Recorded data
------------

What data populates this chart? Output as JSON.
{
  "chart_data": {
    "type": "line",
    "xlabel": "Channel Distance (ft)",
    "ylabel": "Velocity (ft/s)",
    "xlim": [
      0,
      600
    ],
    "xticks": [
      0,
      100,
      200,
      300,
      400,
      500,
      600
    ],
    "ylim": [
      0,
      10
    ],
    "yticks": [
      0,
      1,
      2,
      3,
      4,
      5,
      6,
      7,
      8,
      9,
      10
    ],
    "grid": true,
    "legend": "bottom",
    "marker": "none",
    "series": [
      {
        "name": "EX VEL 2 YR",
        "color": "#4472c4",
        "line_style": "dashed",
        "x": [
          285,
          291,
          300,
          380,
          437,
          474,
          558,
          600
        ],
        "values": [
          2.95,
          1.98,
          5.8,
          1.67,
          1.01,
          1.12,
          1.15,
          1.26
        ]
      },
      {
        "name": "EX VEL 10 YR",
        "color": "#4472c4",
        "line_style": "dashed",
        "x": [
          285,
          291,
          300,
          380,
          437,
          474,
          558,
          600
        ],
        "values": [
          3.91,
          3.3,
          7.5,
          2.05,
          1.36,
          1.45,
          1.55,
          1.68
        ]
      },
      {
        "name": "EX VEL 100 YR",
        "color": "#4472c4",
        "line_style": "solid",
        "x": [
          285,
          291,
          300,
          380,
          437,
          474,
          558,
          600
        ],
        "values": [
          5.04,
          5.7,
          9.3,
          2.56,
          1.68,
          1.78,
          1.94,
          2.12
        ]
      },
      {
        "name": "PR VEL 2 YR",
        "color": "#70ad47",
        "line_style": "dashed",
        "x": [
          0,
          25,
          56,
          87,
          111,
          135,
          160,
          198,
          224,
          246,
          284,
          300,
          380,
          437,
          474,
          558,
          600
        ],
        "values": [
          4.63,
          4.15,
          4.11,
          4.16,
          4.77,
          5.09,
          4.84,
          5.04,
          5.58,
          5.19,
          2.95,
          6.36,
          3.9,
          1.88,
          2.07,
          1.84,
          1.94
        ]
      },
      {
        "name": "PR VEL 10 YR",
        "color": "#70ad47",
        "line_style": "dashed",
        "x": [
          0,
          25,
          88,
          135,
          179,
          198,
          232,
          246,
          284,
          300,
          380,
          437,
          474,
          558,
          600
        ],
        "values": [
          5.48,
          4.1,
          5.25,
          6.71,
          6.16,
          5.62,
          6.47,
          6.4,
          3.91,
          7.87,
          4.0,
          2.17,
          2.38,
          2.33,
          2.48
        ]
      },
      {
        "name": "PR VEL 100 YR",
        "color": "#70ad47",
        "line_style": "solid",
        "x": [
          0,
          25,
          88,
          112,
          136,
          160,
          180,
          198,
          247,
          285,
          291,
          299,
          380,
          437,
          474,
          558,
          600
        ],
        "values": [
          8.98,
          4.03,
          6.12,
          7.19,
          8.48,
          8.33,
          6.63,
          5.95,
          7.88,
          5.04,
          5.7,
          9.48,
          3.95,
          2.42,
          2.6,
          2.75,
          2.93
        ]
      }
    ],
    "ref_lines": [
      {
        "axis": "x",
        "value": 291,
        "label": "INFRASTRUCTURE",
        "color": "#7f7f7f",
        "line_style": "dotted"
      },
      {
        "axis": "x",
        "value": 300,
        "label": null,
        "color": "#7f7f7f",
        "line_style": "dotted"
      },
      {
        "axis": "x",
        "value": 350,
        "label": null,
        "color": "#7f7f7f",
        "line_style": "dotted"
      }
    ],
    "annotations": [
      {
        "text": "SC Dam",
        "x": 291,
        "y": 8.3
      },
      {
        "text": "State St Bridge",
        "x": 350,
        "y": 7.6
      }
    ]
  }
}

------------

■ Exercise directions
The entries above must be returned exactly.

■ Complete output
What data populates this chart? Output as JSON.
{
  "chart_data": {
    "type": "line",
    "xlabel": "Channel Distance (ft)",
    "ylabel": "Velocity (ft/s)",
    "xlim": [
      0,
      600
    ],
    "xticks": [
      0,
      100,
      200,
      300,
      400,
      500,
      600
    ],
    "ylim": [
      0,
      10
    ],
    "yticks": [
      0,
      1,
      2,
      3,
      4,
      5,
      6,
      7,
      8,
      9,
      10
    ],
    "grid": true,
    "legend": "bottom",
    "marker": "none",
    "series": [
      {
        "name": "EX VEL 2 YR",
        "color": "#4472c4",
        "line_style": "dashed",
        "x": [
          285,
          291,
          300,
          380,
          437,
          474,
          558,
          600
        ],
        "values": [
          2.95,
          1.98,
          5.8,
          1.67,
          1.01,
          1.12,
          1.15,
          1.26
        ]
      },
      {
        "name": "EX VEL 10 YR",
        "color": "#4472c4",
        "line_style": "dashed",
        "x": [
          285,
          291,
          300,
          380,
          437,
          474,
          558,
          600
        ],
        "values": [
          3.91,
          3.3,
          7.5,
          2.05,
          1.36,
          1.45,
          1.55,
          1.68
        ]
      },
      {
        "name": "EX VEL 100 YR",
        "color": "#4472c4",
        "line_style": "solid",
        "x": [
          285,
          291,
          300,
          380,
          437,
          474,
          558,
          600
        ],
        "values": [
          5.04,
          5.7,
          9.3,
          2.56,
          1.68,
          1.78,
          1.94,
          2.12
        ]
      },
      {
        "name": "PR VEL 2 YR",
        "color": "#70ad47",
        "line_style": "dashed",
        "x": [
          0,
          25,
          56,
          87,
          111,
          135,
          160,
          198,
          224,
          246,
          284,
          300,
          380,
          437,
          474,
          558,
          600
        ],
        "values": [
          4.63,
          4.15,
          4.11,
          4.16,
          4.77,
          5.09,
          4.84,
          5.04,
          5.58,
          5.19,
          2.95,
          6.36,
          3.9,
          1.88,
          2.07,
          1.84,
          1.94
        ]
      },
      {
        "name": "PR VEL 10 YR",
        "color": "#70ad47",
        "line_style": "dashed",
        "x": [
          0,
          25,
          88,
          135,
          179,
          198,
          232,
          246,
          284,
          300,
          380,
          437,
          474,
          558,
          600
        ],
        "values": [
          5.48,
          4.1,
          5.25,
          6.71,
          6.16,
          5.62,
          6.47,
          6.4,
          3.91,
          7.87,
          4.0,
          2.17,
          2.38,
          2.33,
          2.48
        ]
      },
      {
        "name": "PR VEL 100 YR",
        "color": "#70ad47",
        "line_style": "solid",
        "x": [
          0,
          25,
          88,
          112,
          136,
          160,
          180,
          198,
          247,
          285,
          291,
          299,
          380,
          437,
          474,
          558,
          600
        ],
        "values": [
          8.98,
          4.03,
          6.12,
          7.19,
          8.48,
          8.33,
          6.63,
          5.95,
          7.88,
          5.04,
          5.7,
          9.48,
          3.95,
          2.42,
          2.6,
          2.75,
          2.93
        ]
      }
    ],
    "ref_lines": [
      {
        "axis": "x",
        "value": 291,
        "label": "INFRASTRUCTURE",
        "color": "#7f7f7f",
        "line_style": "dotted"
      },
      {
        "axis": "x",
        "value": 300,
        "label": null,
        "color": "#7f7f7f",
        "line_style": "dotted"
      },
      {
        "axis": "x",
        "value": 350,
        "label": null,
        "color": "#7f7f7f",
        "line_style": "dotted"
      }
    ],
    "annotations": [
      {
        "text": "SC Dam",
        "x": 291,
        "y": 8.3
      },
      {
        "text": "State St Bridge",
        "x": 350,
        "y": 7.6
      }
    ]
  }
}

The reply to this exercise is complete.